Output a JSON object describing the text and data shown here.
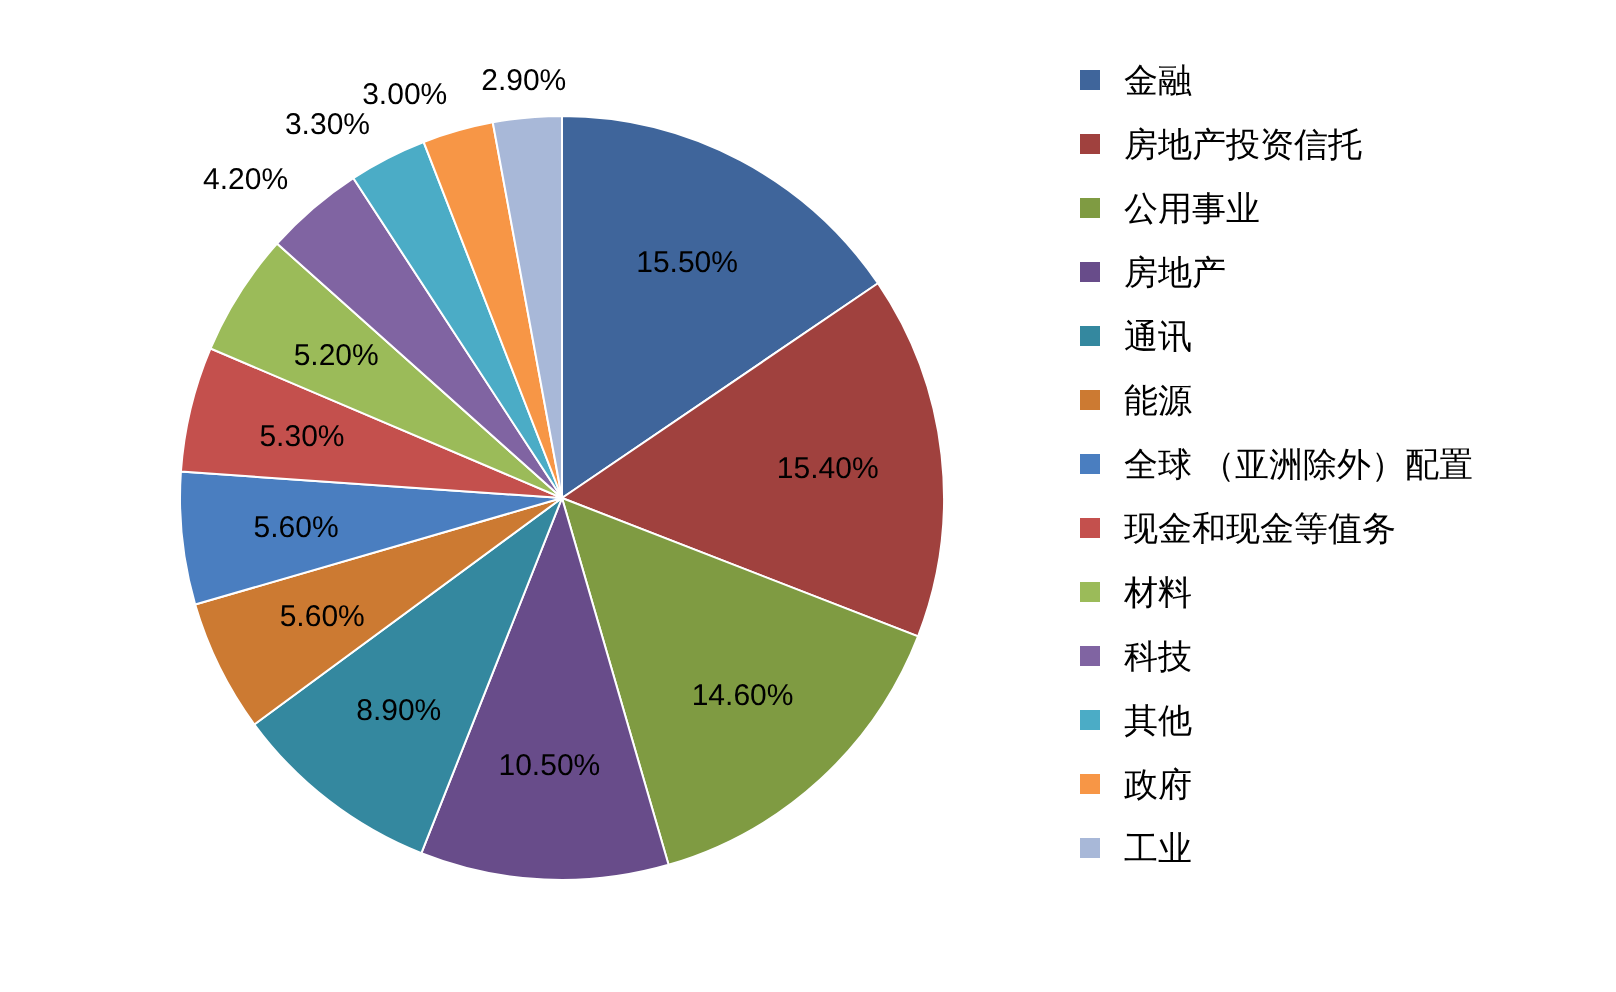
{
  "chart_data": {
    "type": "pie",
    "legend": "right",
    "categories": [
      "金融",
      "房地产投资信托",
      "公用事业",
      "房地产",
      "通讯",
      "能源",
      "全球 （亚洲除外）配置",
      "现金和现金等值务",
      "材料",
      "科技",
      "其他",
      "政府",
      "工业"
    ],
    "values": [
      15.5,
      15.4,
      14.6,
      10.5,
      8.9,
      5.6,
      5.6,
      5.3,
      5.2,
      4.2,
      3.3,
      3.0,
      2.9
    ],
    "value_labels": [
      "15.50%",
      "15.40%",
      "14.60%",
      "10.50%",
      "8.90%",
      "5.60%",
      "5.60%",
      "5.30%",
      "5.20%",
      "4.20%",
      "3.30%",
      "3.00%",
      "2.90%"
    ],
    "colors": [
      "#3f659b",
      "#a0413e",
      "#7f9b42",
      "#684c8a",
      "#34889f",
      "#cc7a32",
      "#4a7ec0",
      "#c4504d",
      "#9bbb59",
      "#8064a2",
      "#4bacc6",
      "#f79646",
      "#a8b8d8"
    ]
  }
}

■ ■ ■ ■

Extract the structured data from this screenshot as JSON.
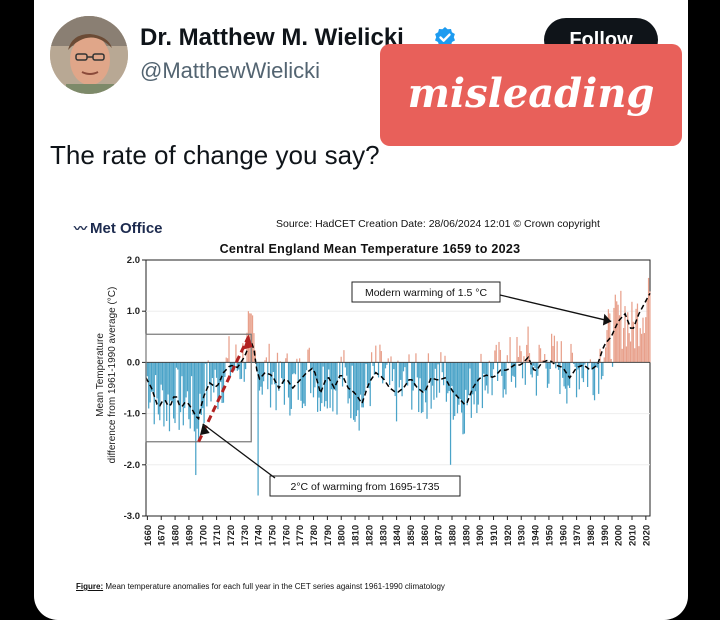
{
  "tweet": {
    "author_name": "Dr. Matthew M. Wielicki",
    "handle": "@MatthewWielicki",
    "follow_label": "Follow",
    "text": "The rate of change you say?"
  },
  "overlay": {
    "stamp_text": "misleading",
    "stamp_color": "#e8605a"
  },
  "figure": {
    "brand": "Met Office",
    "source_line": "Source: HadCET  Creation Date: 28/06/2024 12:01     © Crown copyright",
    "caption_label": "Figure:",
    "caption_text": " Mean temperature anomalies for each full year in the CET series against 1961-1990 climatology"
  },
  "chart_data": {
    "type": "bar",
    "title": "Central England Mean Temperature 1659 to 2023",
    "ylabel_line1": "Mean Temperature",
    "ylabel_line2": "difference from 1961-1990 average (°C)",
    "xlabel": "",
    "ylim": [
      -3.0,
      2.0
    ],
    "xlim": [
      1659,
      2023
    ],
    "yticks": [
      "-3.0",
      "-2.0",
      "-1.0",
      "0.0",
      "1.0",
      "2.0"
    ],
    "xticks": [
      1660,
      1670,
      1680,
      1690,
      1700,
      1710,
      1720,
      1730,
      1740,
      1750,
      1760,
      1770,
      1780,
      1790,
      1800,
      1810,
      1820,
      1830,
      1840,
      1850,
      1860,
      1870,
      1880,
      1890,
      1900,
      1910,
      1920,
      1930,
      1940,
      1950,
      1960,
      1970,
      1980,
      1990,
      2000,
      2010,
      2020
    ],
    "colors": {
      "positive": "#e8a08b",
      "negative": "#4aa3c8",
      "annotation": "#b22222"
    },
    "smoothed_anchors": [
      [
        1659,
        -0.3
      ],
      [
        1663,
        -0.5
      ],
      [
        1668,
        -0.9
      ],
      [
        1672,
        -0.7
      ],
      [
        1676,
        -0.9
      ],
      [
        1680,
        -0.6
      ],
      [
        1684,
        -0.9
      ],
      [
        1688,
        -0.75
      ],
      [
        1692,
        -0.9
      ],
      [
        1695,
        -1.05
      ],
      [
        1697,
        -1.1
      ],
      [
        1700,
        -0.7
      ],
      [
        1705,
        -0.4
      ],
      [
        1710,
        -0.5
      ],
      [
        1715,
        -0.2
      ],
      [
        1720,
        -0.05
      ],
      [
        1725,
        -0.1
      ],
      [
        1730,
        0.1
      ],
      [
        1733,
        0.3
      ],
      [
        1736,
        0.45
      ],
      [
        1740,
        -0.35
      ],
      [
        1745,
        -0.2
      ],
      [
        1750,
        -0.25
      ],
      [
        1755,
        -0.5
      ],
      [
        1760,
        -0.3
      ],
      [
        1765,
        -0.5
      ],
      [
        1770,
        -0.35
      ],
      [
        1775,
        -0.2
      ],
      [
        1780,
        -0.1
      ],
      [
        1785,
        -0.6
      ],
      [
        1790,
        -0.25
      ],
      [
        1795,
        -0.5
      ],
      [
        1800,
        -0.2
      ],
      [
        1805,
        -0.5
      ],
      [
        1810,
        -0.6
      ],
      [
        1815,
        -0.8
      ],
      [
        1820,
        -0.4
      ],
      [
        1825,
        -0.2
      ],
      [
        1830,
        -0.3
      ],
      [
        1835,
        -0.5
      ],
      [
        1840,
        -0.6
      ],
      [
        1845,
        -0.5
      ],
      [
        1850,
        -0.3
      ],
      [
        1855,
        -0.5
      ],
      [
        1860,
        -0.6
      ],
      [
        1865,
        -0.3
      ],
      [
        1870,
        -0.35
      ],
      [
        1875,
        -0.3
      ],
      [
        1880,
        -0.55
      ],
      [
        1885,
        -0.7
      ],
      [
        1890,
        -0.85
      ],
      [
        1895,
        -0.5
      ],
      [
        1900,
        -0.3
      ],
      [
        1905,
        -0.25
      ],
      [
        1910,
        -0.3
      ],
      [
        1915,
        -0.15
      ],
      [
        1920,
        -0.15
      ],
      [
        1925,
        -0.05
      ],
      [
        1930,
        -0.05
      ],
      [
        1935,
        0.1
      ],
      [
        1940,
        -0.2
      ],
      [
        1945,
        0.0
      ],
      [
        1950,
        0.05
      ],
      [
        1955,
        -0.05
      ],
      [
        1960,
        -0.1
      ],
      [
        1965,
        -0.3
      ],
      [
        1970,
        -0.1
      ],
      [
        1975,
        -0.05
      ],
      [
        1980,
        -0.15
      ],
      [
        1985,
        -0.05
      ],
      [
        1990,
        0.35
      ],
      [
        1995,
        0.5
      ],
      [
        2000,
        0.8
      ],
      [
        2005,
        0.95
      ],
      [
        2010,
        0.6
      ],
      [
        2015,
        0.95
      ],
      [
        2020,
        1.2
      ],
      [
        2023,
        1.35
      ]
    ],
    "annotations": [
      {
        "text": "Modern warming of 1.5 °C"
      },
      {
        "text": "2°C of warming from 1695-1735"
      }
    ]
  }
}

■ ■ ■ ■

Pull out every line in the material above where "warming" occurs.

        "text": "Modern warming of 1.5 °C"
        "text": "2°C of warming from 1695-1735"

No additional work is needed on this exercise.